— START —
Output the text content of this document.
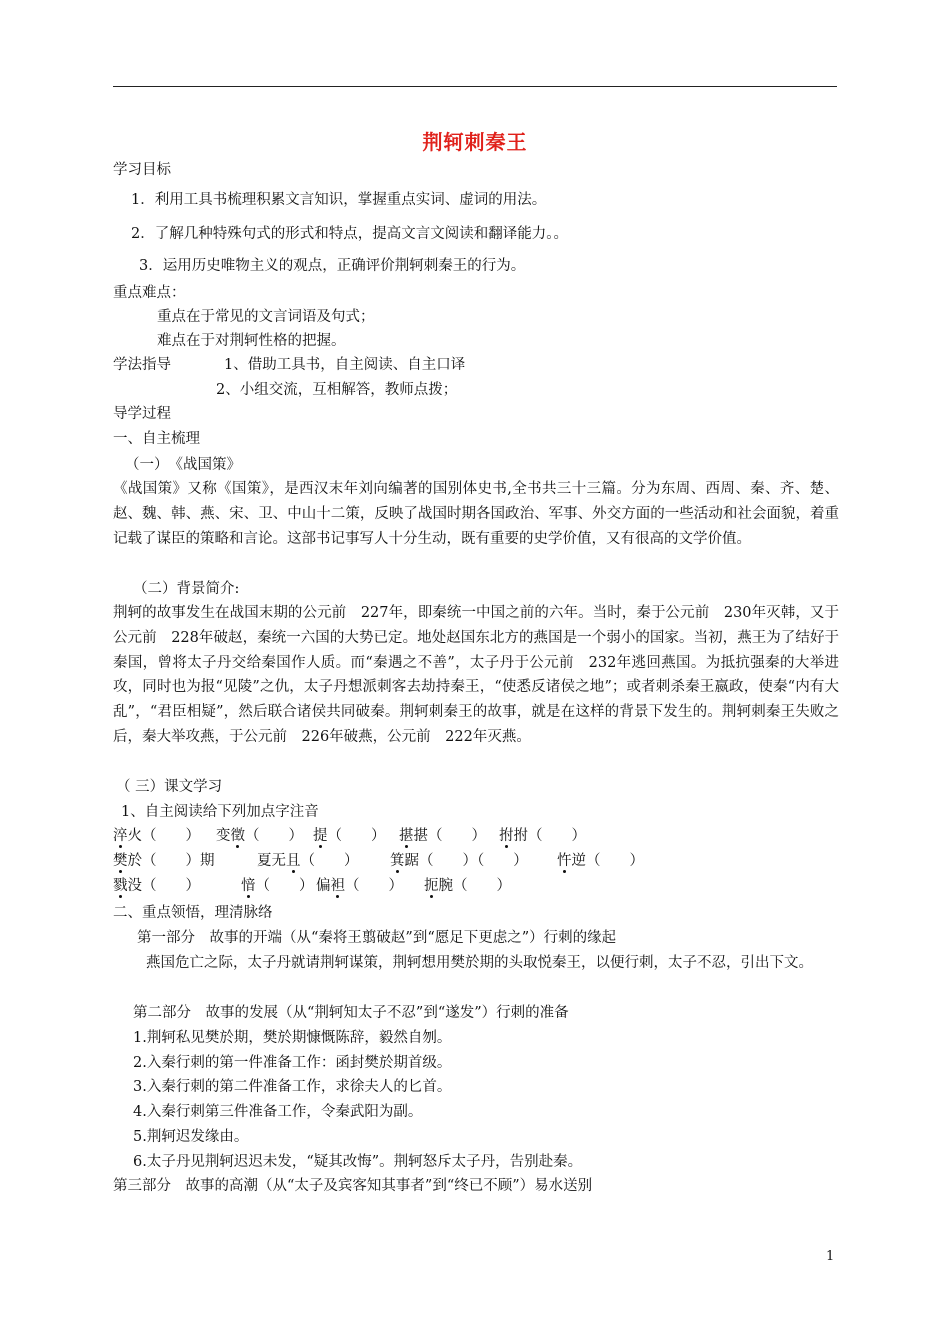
荆轲刺秦王
学习目标
1．利用工具书梳理积累文言知识，掌握重点实词、虚词的用法。
2．了解几种特殊句式的形式和特点，提高文言文阅读和翻译能力。。
3．运用历史唯物主义的观点，正确评价荆轲刺秦王的行为。
重点难点：
重点在于常见的文言词语及句式；
难点在于对荆轲性格的把握。
学法指导	1、借助工具书，自主阅读、自主口译
2、小组交流，互相解答，教师点拨；
导学过程
一、自主梳理
（一）　《战国策》
《战国策》又称《国策》，是西汉末年刘向编著的国别体史书,全书共三十三篇。分为东周、西周、秦、齐、楚、赵、魏、韩、燕、宋、卫、中山十二策，反映了战国时期各国政治、军事、外交方面的一些活动和社会面貌，着重记载了谋臣的策略和言论。这部书记事写人十分生动，既有重要的史学价值，又有很高的文学价值。
（二）背景简介:
荆轲的故事发生在战国末期的公元前　227年，即秦统一中国之前的六年。当时，秦于公元前　230年灭韩，又于公元前　228年破赵，秦统一六国的大势已定。地处赵国东北方的燕国是一个弱小的国家。当初，燕王为了结好于秦国，曾将太子丹交给秦国作人质。而“秦遇之不善”，太子丹于公元前　232年逃回燕国。为抵抗强秦的大举进攻，同时也为报“见陵”之仇，太子丹想派刺客去劫持秦王，“使悉反诸侯之地”；或者刺杀秦王嬴政，使秦“内有大乱”，“君臣相疑”，然后联合诸侯共同破秦。荆轲刺秦王的故事，就是在这样的背景下发生的。荆轲刺秦王失败之后，秦大举攻燕，于公元前　226年破燕，公元前　222年灭燕。
（ 三）课文学习
1、自主阅读给下列加点字注音
淬火（　　） 变徵（　　） 提（　　） 揕揕（　　） 拊拊（　　）
樊於（　　）期	夏无且（　　） 箕踞（　　）（　　） 忤逆（　　）
戮没（　　）	愔（　　） 偏袒（　　） 扼腕（　　）
二、重点领悟，理清脉络
第一部分　故事的开端（从“秦将王翦破赵”到“愿足下更虑之”）行刺的缘起
燕国危亡之际，太子丹就请荆轲谋策，荆轲想用樊於期的头取悦秦王，以便行刺，太子不忍，引出下文。
第二部分　故事的发展（从“荆轲知太子不忍”到“遂发”）行刺的准备
1.荆轲私见樊於期，樊於期慷慨陈辞，毅然自刎。
2.入秦行刺的第一件准备工作：函封樊於期首级。
3.入秦行刺的第二件准备工作，求徐夫人的匕首。
4.入秦行刺第三件准备工作，令秦武阳为副。
5.荆轲迟发缘由。
6.太子丹见荆轲迟迟未发，“疑其改悔”。荆轲怒斥太子丹，告别赴秦。
第三部分　故事的高潮（从“太子及宾客知其事者”到“终已不顾”）易水送别
1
— END —
Description of the task: All of the data above should be quoted exactly, except for the pictures.

Written response:
Output the text content of this document.
荆轲刺秦王
学习目标
1．利用工具书梳理积累文言知识，掌握重点实词、虚词的用法。
2．了解几种特殊句式的形式和特点，提高文言文阅读和翻译能力。。
3．运用历史唯物主义的观点，正确评价荆轲刺秦王的行为。
重点难点：
重点在于常见的文言词语及句式；
难点在于对荆轲性格的把握。
学法指导	1、借助工具书，自主阅读、自主口译
2、小组交流，互相解答，教师点拨；
导学过程
一、自主梳理
（一）　《战国策》
《战国策》又称《国策》，是西汉末年刘向编著的国别体史书,全书共三十三篇。分为东周、西周、秦、齐、楚、赵、魏、韩、燕、宋、卫、中山十二策，反映了战国时期各国政治、军事、外交方面的一些活动和社会面貌，着重记载了谋臣的策略和言论。这部书记事写人十分生动，既有重要的史学价值，又有很高的文学价值。
（二）背景简介:
荆轲的故事发生在战国末期的公元前　227年，即秦统一中国之前的六年。当时，秦于公元前　230年灭韩，又于公元前　228年破赵，秦统一六国的大势已定。地处赵国东北方的燕国是一个弱小的国家。当初，燕王为了结好于秦国，曾将太子丹交给秦国作人质。而“秦遇之不善”，太子丹于公元前　232年逃回燕国。为抵抗强秦的大举进攻，同时也为报“见陵”之仇，太子丹想派刺客去劫持秦王，“使悉反诸侯之地”；或者刺杀秦王嬴政，使秦“内有大乱”，“君臣相疑”，然后联合诸侯共同破秦。荆轲刺秦王的故事，就是在这样的背景下发生的。荆轲刺秦王失败之后，秦大举攻燕，于公元前　226年破燕，公元前　222年灭燕。
（ 三）课文学习
1、自主阅读给下列加点字注音
淬火（　　） 变徵（　　） 提（　　） 揕揕（　　） 拊拊（　　）
樊於（　　）期	夏无且（　　） 箕踞（　　）（　　） 忤逆（　　）
戮没（　　）	愔（　　） 偏袒（　　） 扼腕（　　）
二、重点领悟，理清脉络
第一部分　故事的开端（从“秦将王翦破赵”到“愿足下更虑之”）行刺的缘起
燕国危亡之际，太子丹就请荆轲谋策，荆轲想用樊於期的头取悦秦王，以便行刺，太子不忍，引出下文。
第二部分　故事的发展（从“荆轲知太子不忍”到“遂发”）行刺的准备
1.荆轲私见樊於期，樊於期慷慨陈辞，毅然自刎。
2.入秦行刺的第一件准备工作：函封樊於期首级。
3.入秦行刺的第二件准备工作，求徐夫人的匕首。
4.入秦行刺第三件准备工作，令秦武阳为副。
5.荆轲迟发缘由。
6.太子丹见荆轲迟迟未发，“疑其改悔”。荆轲怒斥太子丹，告别赴秦。
第三部分　故事的高潮（从“太子及宾客知其事者”到“终已不顾”）易水送别
1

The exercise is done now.